Problem:
Please quote every line word for word.

Dataset excerpts:
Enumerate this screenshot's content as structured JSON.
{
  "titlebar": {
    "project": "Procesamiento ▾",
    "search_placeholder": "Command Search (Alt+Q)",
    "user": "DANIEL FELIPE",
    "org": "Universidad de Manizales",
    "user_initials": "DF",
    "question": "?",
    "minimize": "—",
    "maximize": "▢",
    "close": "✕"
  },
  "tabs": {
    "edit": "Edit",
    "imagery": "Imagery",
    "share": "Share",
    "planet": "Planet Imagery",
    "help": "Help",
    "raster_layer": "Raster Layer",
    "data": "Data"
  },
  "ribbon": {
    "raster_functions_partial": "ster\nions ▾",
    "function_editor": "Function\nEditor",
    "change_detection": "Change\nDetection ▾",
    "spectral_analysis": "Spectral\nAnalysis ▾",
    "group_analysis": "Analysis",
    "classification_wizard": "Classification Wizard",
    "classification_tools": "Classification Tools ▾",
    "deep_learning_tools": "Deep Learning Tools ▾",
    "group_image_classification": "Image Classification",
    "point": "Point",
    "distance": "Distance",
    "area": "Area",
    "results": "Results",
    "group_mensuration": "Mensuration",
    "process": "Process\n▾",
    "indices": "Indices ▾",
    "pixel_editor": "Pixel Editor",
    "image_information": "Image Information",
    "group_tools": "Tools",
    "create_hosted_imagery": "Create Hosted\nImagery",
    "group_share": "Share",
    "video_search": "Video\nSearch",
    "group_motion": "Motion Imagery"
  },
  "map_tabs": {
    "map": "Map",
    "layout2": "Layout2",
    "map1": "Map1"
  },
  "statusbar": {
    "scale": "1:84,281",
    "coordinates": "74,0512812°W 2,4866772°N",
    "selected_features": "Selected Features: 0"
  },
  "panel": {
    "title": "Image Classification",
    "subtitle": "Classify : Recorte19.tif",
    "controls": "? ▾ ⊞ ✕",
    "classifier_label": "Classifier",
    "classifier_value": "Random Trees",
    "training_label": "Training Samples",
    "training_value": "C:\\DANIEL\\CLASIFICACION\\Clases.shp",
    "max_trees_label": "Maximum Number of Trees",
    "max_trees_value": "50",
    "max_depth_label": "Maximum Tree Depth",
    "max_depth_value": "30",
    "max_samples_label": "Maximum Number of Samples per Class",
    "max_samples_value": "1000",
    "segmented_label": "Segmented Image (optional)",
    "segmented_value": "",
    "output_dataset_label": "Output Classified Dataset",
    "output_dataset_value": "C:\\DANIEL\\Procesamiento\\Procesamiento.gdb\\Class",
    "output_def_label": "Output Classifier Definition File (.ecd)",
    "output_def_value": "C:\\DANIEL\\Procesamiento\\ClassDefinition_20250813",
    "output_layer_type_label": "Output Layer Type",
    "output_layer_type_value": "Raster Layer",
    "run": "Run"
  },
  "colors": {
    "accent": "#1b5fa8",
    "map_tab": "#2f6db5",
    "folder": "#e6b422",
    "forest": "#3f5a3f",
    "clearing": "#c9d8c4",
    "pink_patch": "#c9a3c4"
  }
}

Exercise response:
Enumerate this screenshot's content as structured JSON.
{
  "titlebar": {
    "project": "Procesamiento ▾",
    "search_placeholder": "Command Search (Alt+Q)",
    "user": "DANIEL FELIPE",
    "org": "Universidad de Manizales",
    "user_initials": "DF",
    "question": "?",
    "minimize": "—",
    "maximize": "▢",
    "close": "✕"
  },
  "tabs": {
    "edit": "Edit",
    "imagery": "Imagery",
    "share": "Share",
    "planet": "Planet Imagery",
    "help": "Help",
    "raster_layer": "Raster Layer",
    "data": "Data"
  },
  "ribbon": {
    "raster_functions_partial": "ster\nions ▾",
    "function_editor": "Function\nEditor",
    "change_detection": "Change\nDetection ▾",
    "spectral_analysis": "Spectral\nAnalysis ▾",
    "group_analysis": "Analysis",
    "classification_wizard": "Classification Wizard",
    "classification_tools": "Classification Tools ▾",
    "deep_learning_tools": "Deep Learning Tools ▾",
    "group_image_classification": "Image Classification",
    "point": "Point",
    "distance": "Distance",
    "area": "Area",
    "results": "Results",
    "group_mensuration": "Mensuration",
    "process": "Process\n▾",
    "indices": "Indices ▾",
    "pixel_editor": "Pixel Editor",
    "image_information": "Image Information",
    "group_tools": "Tools",
    "create_hosted_imagery": "Create Hosted\nImagery",
    "group_share": "Share",
    "video_search": "Video\nSearch",
    "group_motion": "Motion Imagery"
  },
  "map_tabs": {
    "map": "Map",
    "layout2": "Layout2",
    "map1": "Map1"
  },
  "statusbar": {
    "scale": "1:84,281",
    "coordinates": "74,0512812°W 2,4866772°N",
    "selected_features": "Selected Features: 0"
  },
  "panel": {
    "title": "Image Classification",
    "subtitle": "Classify : Recorte19.tif",
    "controls": "? ▾ ⊞ ✕",
    "classifier_label": "Classifier",
    "classifier_value": "Random Trees",
    "training_label": "Training Samples",
    "training_value": "C:\\DANIEL\\CLASIFICACION\\Clases.shp",
    "max_trees_label": "Maximum Number of Trees",
    "max_trees_value": "50",
    "max_depth_label": "Maximum Tree Depth",
    "max_depth_value": "30",
    "max_samples_label": "Maximum Number of Samples per Class",
    "max_samples_value": "1000",
    "segmented_label": "Segmented Image (optional)",
    "segmented_value": "",
    "output_dataset_label": "Output Classified Dataset",
    "output_dataset_value": "C:\\DANIEL\\Procesamiento\\Procesamiento.gdb\\Class",
    "output_def_label": "Output Classifier Definition File (.ecd)",
    "output_def_value": "C:\\DANIEL\\Procesamiento\\ClassDefinition_20250813",
    "output_layer_type_label": "Output Layer Type",
    "output_layer_type_value": "Raster Layer",
    "run": "Run"
  },
  "colors": {
    "accent": "#1b5fa8",
    "map_tab": "#2f6db5",
    "folder": "#e6b422",
    "forest": "#3f5a3f",
    "clearing": "#c9d8c4",
    "pink_patch": "#c9a3c4"
  }
}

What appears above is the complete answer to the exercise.